Task to carry out —
Are you able to quote each entry exactly as written?

....

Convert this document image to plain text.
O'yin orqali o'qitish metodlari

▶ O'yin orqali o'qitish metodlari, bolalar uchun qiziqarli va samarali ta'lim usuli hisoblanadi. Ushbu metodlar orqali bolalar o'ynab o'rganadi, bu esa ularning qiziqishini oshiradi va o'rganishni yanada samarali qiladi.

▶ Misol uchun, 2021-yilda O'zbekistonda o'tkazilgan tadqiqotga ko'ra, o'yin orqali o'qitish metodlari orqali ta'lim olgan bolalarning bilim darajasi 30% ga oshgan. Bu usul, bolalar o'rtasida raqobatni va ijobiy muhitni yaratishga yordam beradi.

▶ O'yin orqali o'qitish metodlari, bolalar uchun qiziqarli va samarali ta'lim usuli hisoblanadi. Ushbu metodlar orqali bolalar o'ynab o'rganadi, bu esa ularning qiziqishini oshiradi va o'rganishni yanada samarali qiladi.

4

....

Answer to this problem —
Convert this document image to plain text.
O'yin orqali o'qitish metodlari

▶ O'yin orqali o'qitish metodlari, bolalar uchun qiziqarli va samarali ta'lim usuli hisoblanadi. Ushbu metodlar orqali bolalar o'ynab o'rganadi, bu esa ularning qiziqishini oshiradi va o'rganishni yanada samarali qiladi.

▶ Misol uchun, 2021-yilda O'zbekistonda o'tkazilgan tadqiqotga ko'ra, o'yin orqali o'qitish metodlari orqali ta'lim olgan bolalarning bilim darajasi 30% ga oshgan. Bu usul, bolalar o'rtasida raqobatni va ijobiy muhitni yaratishga yordam beradi.

▶ O'yin orqali o'qitish metodlari, bolalar uchun qiziqarli va samarali ta'lim usuli hisoblanadi. Ushbu metodlar orqali bolalar o'ynab o'rganadi, bu esa ularning qiziqishini oshiradi va o'rganishni yanada samarali qiladi.

4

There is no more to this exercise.